To do: Identify all lines below that hold "반갑습니다" and collect them.

Stored rows:
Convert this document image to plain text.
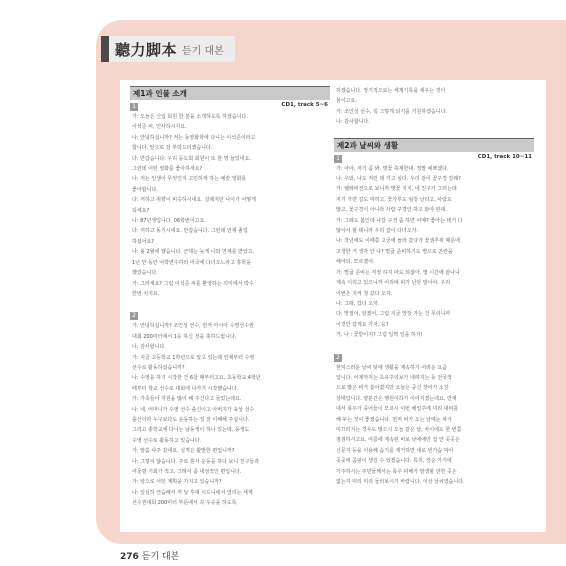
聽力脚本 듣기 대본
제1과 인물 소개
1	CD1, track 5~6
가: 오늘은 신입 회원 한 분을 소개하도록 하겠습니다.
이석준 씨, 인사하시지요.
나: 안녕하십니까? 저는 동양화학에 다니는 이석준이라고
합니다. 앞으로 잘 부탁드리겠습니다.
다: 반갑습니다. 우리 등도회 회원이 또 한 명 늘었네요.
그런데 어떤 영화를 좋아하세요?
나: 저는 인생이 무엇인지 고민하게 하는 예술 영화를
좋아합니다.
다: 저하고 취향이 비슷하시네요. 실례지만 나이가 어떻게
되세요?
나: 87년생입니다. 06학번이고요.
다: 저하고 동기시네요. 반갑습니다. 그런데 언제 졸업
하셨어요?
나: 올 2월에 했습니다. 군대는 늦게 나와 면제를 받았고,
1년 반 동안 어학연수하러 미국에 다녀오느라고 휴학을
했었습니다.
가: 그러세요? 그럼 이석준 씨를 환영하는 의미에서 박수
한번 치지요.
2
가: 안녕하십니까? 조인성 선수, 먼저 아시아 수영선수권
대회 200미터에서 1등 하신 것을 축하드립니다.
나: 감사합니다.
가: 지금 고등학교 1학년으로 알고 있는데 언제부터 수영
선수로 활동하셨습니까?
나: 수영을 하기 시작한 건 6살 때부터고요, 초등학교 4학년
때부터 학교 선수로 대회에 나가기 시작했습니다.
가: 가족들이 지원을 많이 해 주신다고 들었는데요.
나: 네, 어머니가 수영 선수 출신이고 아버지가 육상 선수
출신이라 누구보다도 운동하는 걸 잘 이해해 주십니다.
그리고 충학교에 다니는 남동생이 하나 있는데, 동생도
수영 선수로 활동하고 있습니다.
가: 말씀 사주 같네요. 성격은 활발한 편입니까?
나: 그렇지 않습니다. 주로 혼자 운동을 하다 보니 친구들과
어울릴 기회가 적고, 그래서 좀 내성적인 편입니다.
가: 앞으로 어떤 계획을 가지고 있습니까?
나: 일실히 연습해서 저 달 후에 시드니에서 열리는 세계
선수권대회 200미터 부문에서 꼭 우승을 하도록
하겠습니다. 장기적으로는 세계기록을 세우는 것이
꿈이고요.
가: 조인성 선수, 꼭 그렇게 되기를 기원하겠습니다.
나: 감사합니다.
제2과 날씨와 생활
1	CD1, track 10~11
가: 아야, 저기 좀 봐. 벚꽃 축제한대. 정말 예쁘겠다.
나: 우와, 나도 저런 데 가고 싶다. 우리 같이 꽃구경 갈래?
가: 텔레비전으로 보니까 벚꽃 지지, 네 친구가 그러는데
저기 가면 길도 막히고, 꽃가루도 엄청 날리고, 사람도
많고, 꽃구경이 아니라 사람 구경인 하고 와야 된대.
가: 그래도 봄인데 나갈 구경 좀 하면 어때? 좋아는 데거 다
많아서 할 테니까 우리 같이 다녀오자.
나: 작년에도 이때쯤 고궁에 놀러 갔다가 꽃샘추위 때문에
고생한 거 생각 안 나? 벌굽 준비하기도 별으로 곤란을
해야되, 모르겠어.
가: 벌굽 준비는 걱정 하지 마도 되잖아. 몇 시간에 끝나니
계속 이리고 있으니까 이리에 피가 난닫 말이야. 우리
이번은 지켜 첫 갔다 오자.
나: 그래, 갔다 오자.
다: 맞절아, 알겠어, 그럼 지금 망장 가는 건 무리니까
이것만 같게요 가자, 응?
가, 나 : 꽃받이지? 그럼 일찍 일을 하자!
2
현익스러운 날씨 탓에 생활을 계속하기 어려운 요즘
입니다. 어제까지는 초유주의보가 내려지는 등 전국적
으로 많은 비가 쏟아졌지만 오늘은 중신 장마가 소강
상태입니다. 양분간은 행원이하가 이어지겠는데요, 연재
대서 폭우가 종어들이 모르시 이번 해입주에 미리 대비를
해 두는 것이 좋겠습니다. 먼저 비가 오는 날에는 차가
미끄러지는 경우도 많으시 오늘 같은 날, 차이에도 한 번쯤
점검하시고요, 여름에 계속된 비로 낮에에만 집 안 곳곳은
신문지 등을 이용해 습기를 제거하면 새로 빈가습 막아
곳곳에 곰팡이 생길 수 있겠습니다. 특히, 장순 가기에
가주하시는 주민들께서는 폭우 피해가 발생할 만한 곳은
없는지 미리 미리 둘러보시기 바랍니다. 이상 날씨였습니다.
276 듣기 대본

Solved problem:
다: 반갑습니다. 우리 등도회 회원이 또 한 명 늘었네요.
다: 저하고 동기시네요. 반갑습니다. 그런데 언제 졸업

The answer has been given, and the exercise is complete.